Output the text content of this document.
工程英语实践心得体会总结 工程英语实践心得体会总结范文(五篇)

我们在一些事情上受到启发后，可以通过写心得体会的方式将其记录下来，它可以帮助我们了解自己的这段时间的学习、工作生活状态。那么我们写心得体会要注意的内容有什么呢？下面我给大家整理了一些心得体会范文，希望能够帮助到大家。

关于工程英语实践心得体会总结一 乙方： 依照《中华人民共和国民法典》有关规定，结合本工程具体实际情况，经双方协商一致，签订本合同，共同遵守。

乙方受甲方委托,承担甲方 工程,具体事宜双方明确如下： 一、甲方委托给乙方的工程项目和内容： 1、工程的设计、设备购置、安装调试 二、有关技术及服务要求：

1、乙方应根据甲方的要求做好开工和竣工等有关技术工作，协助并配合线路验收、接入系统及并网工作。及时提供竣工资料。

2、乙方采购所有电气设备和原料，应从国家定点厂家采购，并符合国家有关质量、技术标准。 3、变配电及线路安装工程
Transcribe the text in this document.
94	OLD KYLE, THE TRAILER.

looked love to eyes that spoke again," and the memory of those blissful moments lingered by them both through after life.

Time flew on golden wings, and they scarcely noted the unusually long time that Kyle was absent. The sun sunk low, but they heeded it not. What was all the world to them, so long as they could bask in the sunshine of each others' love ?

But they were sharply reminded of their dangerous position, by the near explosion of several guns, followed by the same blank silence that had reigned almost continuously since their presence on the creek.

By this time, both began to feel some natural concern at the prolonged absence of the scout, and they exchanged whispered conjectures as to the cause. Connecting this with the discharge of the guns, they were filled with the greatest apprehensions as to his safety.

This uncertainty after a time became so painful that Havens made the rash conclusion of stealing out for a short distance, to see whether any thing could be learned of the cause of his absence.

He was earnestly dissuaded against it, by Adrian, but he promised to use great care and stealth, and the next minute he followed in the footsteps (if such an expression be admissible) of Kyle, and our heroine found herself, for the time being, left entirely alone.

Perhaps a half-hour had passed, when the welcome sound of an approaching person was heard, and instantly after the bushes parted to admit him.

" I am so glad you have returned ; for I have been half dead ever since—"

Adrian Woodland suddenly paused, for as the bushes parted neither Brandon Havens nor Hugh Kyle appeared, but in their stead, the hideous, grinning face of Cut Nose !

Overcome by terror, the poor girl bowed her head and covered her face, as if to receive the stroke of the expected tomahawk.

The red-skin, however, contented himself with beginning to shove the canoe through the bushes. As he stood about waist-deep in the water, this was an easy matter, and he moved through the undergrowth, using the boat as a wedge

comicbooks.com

════════

*JOB*
Copy every line of the records word for word.

*TASK RESPONSE*
Output the text content of this document.
工程英语实践心得体会总结 工程英语实践心得体会总结范文(五篇)

我们在一些事情上受到启发后，可以通过写心得体会的方式将其记录下来，它可以帮助我们了解自己的这段时间的学习、工作生活状态。那么我们写心得体会要注意的内容有什么呢？下面我给大家整理了一些心得体会范文，希望能够帮助到大家。

关于工程英语实践心得体会总结一 乙方： 依照《中华人民共和国民法典》有关规定，结合本工程具体实际情况，经双方协商一致，签订本合同，共同遵守。

乙方受甲方委托,承担甲方 工程,具体事宜双方明确如下： 一、甲方委托给乙方的工程项目和内容： 1、工程的设计、设备购置、安装调试 二、有关技术及服务要求：

1、乙方应根据甲方的要求做好开工和竣工等有关技术工作，协助并配合线路验收、接入系统及并网工作。及时提供竣工资料。

2、乙方采购所有电气设备和原料，应从国家定点厂家采购，并符合国家有关质量、技术标准。 3、变配电及线路安装工程
Transcribe the text in this document.
94	OLD KYLE, THE TRAILER.

looked love to eyes that spoke again," and the memory of those blissful moments lingered by them both through after life.

Time flew on golden wings, and they scarcely noted the unusually long time that Kyle was absent. The sun sunk low, but they heeded it not. What was all the world to them, so long as they could bask in the sunshine of each others' love ?

But they were sharply reminded of their dangerous position, by the near explosion of several guns, followed by the same blank silence that had reigned almost continuously since their presence on the creek.

By this time, both began to feel some natural concern at the prolonged absence of the scout, and they exchanged whispered conjectures as to the cause. Connecting this with the discharge of the guns, they were filled with the greatest apprehensions as to his safety.

This uncertainty after a time became so painful that Havens made the rash conclusion of stealing out for a short distance, to see whether any thing could be learned of the cause of his absence.

He was earnestly dissuaded against it, by Adrian, but he promised to use great care and stealth, and the next minute he followed in the footsteps (if such an expression be admissible) of Kyle, and our heroine found herself, for the time being, left entirely alone.

Perhaps a half-hour had passed, when the welcome sound of an approaching person was heard, and instantly after the bushes parted to admit him.

" I am so glad you have returned ; for I have been half dead ever since—"

Adrian Woodland suddenly paused, for as the bushes parted neither Brandon Havens nor Hugh Kyle appeared, but in their stead, the hideous, grinning face of Cut Nose !

Overcome by terror, the poor girl bowed her head and covered her face, as if to receive the stroke of the expected tomahawk.

The red-skin, however, contented himself with beginning to shove the canoe through the bushes. As he stood about waist-deep in the water, this was an easy matter, and he moved through the undergrowth, using the boat as a wedge

comicbooks.com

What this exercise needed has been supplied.